___ RECORDS SUPPLIED

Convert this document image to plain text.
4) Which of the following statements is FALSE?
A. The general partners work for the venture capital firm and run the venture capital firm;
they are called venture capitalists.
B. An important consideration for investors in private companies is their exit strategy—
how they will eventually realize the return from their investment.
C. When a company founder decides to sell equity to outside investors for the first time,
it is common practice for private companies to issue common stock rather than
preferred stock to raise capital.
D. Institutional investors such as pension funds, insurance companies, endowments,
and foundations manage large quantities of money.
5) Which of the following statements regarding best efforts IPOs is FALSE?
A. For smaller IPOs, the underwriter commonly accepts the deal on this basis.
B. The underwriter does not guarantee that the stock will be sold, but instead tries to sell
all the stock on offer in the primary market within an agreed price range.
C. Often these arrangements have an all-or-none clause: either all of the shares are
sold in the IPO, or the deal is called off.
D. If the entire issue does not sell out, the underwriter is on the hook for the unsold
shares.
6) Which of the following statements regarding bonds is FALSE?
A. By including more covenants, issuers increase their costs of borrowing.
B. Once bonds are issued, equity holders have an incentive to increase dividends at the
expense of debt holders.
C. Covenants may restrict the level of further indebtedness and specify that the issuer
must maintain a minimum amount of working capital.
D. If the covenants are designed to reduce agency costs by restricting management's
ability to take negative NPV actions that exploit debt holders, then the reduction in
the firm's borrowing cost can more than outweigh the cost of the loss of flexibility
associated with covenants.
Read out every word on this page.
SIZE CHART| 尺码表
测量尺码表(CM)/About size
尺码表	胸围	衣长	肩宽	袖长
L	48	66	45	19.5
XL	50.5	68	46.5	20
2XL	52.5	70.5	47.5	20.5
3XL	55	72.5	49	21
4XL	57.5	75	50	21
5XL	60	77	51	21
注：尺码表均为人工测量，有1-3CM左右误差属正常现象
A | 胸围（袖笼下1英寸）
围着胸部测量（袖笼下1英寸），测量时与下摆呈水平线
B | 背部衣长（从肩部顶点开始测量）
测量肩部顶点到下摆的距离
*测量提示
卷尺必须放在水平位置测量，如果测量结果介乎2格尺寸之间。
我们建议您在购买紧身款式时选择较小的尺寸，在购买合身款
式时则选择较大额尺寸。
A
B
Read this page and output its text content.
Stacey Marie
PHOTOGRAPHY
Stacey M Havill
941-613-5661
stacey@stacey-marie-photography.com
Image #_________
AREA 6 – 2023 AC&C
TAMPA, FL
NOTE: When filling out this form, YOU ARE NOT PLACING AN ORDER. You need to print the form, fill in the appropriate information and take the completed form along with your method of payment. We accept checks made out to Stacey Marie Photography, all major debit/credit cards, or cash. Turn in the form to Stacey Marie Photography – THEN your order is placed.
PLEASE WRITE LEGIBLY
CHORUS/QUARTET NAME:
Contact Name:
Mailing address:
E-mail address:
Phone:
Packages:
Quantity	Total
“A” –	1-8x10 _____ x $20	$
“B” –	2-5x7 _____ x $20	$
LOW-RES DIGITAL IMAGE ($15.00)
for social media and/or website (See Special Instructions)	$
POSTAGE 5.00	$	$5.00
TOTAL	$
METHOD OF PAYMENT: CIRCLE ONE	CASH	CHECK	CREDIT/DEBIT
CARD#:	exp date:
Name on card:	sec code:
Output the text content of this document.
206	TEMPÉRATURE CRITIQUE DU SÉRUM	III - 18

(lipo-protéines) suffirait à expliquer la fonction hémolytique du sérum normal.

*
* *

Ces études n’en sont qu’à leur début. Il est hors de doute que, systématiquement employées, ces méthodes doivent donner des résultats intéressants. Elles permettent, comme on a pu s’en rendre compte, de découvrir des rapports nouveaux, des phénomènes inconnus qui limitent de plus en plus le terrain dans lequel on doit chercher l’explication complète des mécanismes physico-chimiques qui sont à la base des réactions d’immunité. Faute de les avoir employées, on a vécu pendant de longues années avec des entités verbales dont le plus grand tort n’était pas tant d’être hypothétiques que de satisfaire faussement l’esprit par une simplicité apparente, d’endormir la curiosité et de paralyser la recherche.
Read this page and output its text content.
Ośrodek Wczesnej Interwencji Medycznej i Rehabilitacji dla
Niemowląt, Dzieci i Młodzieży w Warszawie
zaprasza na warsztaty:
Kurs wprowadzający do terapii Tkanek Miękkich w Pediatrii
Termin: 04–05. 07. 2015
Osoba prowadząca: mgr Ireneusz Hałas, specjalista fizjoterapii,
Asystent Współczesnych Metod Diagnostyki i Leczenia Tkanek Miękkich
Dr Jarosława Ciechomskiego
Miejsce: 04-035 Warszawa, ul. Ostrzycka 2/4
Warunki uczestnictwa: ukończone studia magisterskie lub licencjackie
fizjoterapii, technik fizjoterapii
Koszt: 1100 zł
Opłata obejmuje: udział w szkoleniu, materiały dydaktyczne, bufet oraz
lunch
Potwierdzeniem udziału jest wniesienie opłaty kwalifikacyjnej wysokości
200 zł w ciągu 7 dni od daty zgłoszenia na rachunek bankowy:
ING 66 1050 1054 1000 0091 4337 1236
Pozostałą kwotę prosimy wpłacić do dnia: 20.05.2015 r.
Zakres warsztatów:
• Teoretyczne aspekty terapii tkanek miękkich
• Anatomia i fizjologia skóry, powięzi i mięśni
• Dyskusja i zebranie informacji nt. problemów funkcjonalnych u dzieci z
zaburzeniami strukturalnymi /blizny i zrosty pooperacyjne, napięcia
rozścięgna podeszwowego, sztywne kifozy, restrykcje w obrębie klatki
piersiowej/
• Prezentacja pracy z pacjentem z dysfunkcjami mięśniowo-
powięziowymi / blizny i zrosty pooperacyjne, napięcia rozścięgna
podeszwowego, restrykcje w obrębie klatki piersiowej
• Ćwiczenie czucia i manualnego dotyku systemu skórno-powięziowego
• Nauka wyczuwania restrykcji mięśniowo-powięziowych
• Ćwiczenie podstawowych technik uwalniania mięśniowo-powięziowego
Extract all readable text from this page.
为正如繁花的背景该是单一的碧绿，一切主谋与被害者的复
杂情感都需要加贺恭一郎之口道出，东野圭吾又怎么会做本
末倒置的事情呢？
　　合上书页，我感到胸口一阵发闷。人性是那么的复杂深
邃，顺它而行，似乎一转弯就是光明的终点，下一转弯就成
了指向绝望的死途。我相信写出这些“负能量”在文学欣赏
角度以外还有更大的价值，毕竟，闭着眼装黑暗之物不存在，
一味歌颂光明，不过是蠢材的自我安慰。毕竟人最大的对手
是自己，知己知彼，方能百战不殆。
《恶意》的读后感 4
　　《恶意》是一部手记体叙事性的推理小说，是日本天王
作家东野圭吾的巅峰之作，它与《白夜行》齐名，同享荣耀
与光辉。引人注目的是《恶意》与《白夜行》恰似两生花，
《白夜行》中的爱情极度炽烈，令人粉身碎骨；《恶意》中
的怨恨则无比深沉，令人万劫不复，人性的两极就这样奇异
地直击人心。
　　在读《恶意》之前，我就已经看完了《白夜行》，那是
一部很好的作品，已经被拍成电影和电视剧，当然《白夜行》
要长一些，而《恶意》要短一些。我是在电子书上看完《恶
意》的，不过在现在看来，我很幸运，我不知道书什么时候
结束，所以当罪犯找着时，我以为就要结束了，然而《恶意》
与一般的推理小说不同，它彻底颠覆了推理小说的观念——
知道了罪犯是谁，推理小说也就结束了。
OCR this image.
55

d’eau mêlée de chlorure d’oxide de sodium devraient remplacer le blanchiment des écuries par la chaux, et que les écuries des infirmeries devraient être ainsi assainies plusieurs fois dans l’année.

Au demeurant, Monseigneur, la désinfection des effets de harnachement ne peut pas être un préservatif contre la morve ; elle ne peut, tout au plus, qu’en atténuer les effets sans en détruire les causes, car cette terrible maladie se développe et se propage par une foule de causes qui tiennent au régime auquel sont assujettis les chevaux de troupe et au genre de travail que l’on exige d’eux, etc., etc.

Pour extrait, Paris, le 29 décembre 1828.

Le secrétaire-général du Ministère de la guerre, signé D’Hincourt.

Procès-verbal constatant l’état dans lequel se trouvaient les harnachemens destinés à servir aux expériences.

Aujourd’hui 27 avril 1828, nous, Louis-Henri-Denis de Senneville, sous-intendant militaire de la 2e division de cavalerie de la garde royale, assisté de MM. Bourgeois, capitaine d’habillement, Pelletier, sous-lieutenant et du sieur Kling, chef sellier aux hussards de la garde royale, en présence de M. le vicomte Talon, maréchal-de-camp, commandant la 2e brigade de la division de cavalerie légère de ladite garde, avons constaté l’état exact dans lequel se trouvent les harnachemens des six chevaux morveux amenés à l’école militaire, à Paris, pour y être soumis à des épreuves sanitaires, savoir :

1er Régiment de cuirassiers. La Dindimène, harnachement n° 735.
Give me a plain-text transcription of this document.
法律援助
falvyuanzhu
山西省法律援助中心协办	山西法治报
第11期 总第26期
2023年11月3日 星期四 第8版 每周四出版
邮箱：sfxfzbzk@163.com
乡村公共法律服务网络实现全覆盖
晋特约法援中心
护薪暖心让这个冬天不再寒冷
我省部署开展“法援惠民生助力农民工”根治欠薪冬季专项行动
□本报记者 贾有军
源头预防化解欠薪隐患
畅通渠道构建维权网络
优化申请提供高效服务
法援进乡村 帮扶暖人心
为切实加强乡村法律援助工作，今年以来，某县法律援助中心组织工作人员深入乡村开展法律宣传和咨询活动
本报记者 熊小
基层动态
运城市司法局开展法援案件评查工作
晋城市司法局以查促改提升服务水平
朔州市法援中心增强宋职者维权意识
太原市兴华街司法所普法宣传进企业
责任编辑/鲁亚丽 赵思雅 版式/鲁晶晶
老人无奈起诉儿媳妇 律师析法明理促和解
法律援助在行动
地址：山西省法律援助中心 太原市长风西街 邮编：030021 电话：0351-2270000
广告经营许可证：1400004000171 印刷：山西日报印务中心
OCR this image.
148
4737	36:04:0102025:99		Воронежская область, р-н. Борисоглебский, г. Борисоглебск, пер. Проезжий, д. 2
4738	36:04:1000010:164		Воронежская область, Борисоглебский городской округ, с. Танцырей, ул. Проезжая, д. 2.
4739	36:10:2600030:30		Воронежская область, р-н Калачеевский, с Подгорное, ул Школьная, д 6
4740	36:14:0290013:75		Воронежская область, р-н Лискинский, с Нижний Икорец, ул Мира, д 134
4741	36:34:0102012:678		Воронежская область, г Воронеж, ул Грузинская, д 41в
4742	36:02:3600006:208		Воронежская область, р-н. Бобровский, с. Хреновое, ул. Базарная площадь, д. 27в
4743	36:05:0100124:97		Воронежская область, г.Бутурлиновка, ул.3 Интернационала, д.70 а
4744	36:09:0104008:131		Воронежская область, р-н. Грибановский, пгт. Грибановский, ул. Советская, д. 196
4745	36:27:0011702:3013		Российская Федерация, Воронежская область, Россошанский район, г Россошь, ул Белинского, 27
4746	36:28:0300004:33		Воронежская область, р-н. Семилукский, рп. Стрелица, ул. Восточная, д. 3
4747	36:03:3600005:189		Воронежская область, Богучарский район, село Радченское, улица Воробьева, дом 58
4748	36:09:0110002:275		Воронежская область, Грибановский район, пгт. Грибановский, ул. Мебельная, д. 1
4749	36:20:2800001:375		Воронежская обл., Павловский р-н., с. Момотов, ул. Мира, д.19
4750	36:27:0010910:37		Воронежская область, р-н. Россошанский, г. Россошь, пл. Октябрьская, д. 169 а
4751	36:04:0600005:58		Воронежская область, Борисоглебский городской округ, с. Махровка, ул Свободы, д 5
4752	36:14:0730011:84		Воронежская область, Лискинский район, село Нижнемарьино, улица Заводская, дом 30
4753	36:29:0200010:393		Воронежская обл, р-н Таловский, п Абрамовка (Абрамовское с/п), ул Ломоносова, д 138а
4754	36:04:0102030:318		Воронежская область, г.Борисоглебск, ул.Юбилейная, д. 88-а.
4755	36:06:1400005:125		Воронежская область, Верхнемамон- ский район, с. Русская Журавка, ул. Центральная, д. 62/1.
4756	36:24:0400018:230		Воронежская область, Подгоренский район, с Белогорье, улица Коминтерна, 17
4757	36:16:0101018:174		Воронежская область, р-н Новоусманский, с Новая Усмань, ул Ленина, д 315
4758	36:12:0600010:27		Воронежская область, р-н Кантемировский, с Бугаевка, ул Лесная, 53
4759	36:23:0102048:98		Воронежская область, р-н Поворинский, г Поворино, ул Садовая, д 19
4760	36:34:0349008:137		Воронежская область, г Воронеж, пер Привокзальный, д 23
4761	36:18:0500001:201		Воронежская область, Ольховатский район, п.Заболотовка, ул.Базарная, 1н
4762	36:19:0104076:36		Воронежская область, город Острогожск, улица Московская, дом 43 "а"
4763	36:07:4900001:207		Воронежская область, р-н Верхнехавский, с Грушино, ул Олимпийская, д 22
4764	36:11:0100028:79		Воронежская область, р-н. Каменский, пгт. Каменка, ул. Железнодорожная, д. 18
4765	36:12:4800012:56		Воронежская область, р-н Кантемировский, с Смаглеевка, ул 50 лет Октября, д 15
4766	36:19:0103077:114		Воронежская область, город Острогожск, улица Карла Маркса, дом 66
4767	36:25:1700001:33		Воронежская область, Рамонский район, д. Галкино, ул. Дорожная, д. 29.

______

Look through the listing above. Pick out each line with "from" and copy it.

● RESPONSE FOR THIS EXERCISE
how they will eventually realize the return from their investment.
Extract all readable text from this page.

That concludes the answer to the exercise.